== EXERCISE AIM ==
Count every line in the entries that contains "Data". Report that count alone.

--- Start of MATERIAL SHOWN ---

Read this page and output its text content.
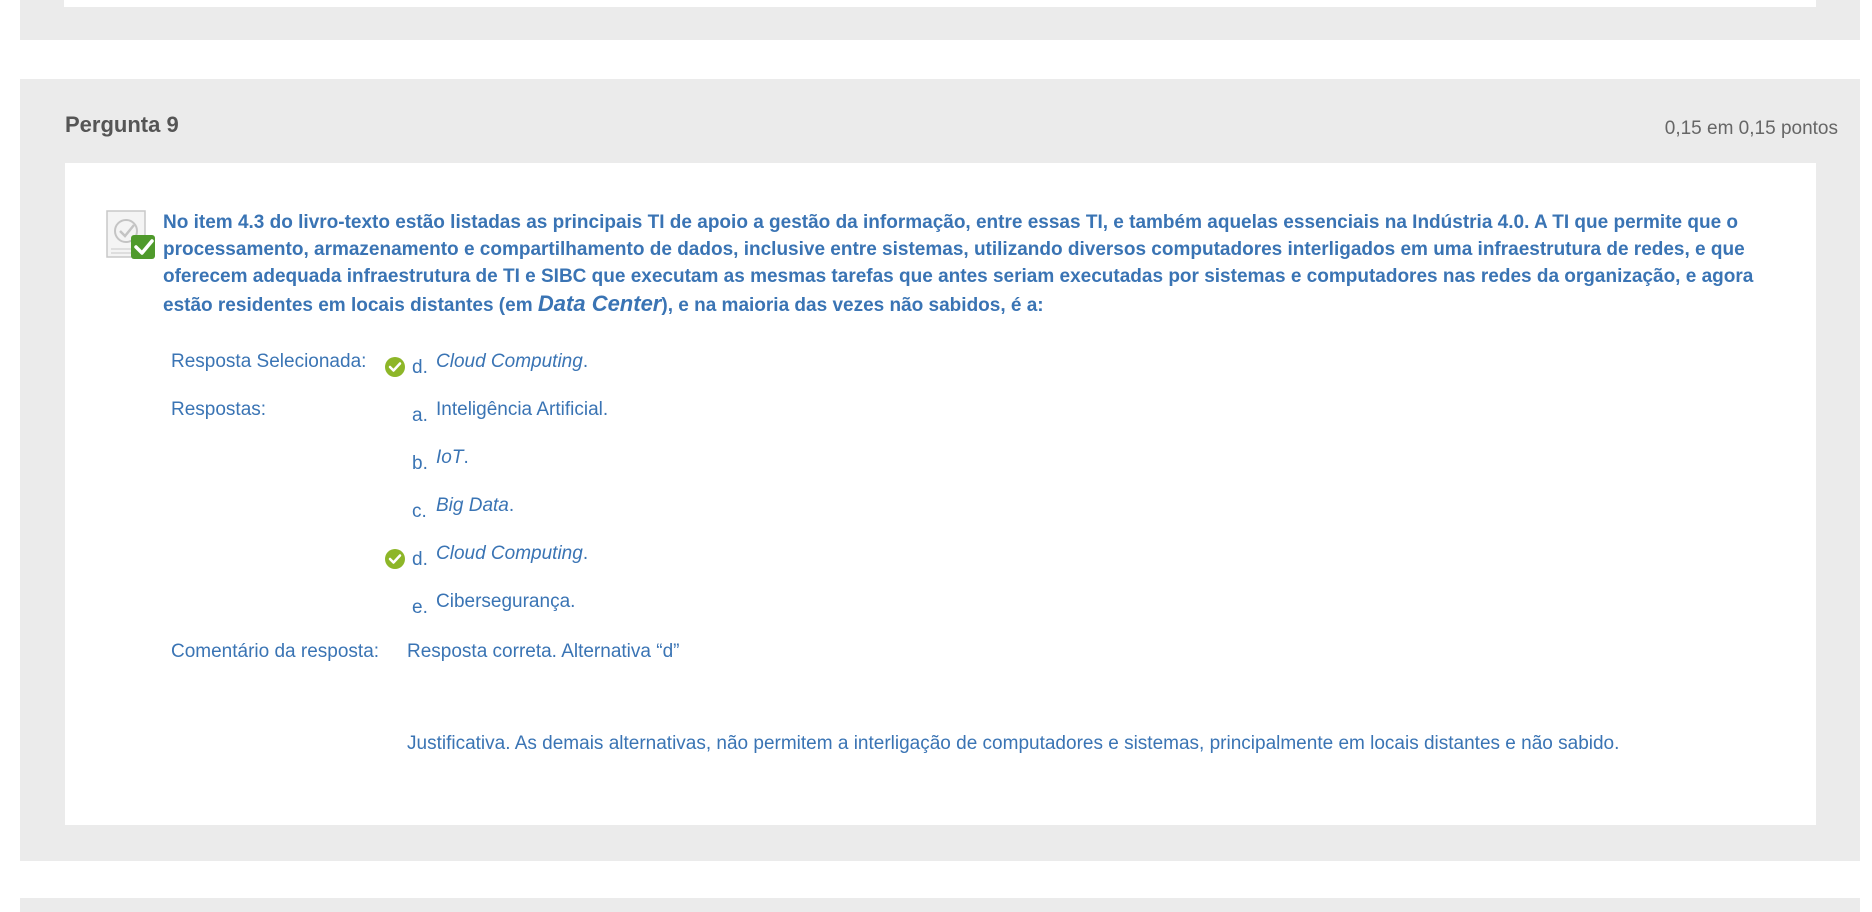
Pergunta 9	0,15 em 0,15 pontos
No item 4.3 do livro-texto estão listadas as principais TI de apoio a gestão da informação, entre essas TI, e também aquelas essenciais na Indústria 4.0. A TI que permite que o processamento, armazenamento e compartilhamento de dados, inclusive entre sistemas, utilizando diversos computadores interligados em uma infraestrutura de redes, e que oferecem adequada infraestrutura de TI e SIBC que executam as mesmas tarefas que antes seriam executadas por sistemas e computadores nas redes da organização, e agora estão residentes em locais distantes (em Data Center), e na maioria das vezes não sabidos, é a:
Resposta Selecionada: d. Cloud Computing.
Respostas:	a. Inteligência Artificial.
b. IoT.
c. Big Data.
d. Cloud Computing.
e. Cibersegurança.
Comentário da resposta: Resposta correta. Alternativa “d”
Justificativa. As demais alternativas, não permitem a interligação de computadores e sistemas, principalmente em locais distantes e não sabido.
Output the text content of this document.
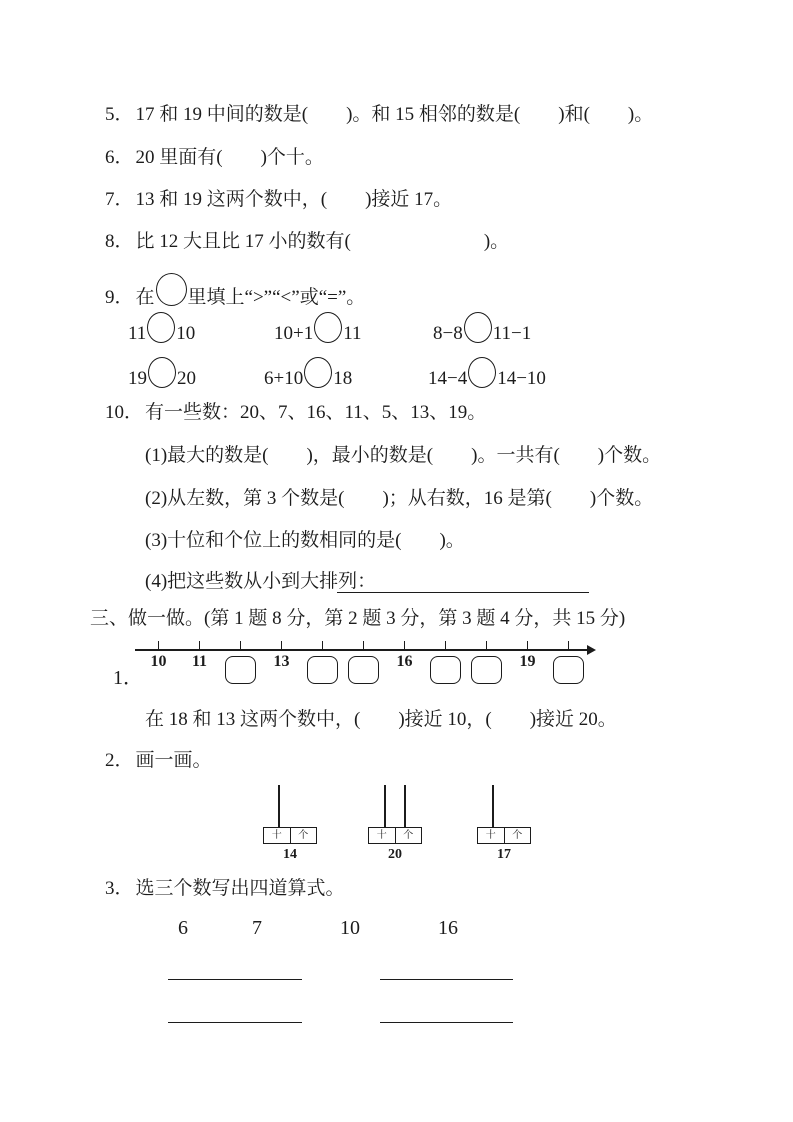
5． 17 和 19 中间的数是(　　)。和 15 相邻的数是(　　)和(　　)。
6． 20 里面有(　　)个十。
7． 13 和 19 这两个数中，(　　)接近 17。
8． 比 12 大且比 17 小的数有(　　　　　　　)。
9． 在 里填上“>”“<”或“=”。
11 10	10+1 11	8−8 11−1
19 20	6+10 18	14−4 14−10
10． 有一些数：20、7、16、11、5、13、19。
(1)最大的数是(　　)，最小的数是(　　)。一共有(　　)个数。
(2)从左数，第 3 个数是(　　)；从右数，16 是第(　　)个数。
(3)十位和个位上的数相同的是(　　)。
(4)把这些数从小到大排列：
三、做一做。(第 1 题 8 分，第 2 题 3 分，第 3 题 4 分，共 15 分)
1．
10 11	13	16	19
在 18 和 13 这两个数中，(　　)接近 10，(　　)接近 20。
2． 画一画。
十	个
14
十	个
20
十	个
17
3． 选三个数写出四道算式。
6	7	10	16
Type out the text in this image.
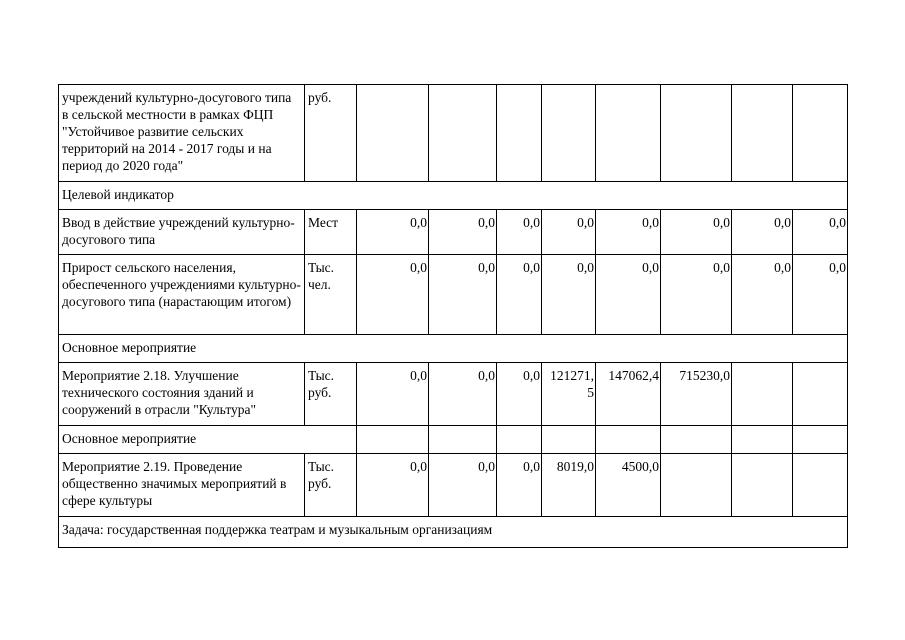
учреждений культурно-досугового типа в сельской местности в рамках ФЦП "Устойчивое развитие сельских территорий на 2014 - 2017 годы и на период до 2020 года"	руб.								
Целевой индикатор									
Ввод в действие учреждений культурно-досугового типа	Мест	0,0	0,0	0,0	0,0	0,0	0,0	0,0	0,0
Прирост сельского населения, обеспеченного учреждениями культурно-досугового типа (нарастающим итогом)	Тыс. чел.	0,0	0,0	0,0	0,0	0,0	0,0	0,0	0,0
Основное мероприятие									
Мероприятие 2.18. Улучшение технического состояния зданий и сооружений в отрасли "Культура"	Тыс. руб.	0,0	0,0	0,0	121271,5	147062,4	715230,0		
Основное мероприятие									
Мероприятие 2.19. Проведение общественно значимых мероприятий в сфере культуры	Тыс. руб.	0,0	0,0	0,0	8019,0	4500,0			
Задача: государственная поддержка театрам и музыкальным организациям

--- End of MATERIAL SHOWN ---

== WRITTEN ANSWER ==
2